---------- Supplied records ----------
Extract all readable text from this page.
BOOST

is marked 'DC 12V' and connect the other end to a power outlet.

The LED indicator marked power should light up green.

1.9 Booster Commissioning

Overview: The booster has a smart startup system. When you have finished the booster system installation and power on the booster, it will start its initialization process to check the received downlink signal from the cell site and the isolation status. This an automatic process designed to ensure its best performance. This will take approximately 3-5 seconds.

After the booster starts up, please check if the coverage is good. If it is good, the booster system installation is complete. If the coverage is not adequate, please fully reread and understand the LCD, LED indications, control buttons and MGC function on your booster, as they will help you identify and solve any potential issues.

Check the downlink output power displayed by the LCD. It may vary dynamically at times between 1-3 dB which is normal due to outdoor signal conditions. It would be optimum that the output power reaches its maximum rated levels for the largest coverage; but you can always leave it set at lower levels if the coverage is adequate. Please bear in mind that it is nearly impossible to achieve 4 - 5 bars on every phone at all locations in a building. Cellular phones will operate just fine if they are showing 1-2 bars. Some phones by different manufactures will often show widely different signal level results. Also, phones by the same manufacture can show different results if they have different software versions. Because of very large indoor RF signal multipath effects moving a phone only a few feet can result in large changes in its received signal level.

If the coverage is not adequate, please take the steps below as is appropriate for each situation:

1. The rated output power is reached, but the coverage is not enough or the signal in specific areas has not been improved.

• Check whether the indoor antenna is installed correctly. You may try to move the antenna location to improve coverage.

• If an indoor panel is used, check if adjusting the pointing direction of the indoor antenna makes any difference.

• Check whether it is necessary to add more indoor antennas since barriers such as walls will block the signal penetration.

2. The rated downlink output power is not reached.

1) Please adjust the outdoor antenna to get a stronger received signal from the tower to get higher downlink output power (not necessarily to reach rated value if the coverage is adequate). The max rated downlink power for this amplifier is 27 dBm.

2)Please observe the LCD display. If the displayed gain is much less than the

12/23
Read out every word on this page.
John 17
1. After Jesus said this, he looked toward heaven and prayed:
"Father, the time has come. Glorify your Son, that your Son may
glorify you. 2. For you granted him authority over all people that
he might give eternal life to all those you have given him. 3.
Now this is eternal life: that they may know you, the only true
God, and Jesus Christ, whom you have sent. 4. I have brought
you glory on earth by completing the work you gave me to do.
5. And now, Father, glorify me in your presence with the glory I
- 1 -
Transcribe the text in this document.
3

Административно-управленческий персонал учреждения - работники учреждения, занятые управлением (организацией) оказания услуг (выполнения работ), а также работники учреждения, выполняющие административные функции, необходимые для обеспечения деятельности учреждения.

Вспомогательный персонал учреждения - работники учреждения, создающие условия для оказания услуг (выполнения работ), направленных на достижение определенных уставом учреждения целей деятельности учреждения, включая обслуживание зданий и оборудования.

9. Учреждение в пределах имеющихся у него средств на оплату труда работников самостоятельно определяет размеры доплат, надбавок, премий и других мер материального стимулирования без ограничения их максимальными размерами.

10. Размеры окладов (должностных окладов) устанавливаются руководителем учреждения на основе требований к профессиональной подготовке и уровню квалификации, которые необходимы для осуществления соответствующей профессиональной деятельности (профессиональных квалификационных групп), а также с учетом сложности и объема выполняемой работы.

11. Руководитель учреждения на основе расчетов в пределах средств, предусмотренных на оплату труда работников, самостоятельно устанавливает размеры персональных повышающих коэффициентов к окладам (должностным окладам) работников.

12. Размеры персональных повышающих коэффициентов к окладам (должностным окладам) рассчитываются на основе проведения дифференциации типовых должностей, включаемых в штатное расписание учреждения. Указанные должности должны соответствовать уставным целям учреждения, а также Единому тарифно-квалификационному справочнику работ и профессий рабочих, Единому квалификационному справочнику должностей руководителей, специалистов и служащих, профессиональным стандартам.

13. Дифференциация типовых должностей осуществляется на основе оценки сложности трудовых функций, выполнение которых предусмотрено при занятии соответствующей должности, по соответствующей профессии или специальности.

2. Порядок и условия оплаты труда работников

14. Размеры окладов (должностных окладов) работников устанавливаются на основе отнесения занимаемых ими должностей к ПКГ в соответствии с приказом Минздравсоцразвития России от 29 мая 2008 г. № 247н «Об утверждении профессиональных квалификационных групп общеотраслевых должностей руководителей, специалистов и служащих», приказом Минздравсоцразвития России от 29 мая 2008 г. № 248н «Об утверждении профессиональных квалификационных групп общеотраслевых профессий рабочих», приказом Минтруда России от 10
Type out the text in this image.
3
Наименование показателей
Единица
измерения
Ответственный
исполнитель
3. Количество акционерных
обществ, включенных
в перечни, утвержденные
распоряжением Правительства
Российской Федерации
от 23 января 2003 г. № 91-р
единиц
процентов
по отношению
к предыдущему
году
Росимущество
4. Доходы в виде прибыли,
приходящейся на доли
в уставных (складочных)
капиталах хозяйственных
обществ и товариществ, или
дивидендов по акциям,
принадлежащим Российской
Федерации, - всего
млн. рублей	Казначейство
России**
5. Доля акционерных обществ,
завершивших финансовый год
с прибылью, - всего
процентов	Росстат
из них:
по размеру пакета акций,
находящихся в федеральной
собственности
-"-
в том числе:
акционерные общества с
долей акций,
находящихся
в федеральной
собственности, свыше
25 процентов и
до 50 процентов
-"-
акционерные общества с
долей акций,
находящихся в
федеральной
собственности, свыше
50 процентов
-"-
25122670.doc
----------
=== Directions for this task ===
Check each line of the records for the word "процентов", and show the lines that contain it.

=== Written solution ===
процентов
процентов	Росстат
25 процентов и
до 50 процентов
50 процентов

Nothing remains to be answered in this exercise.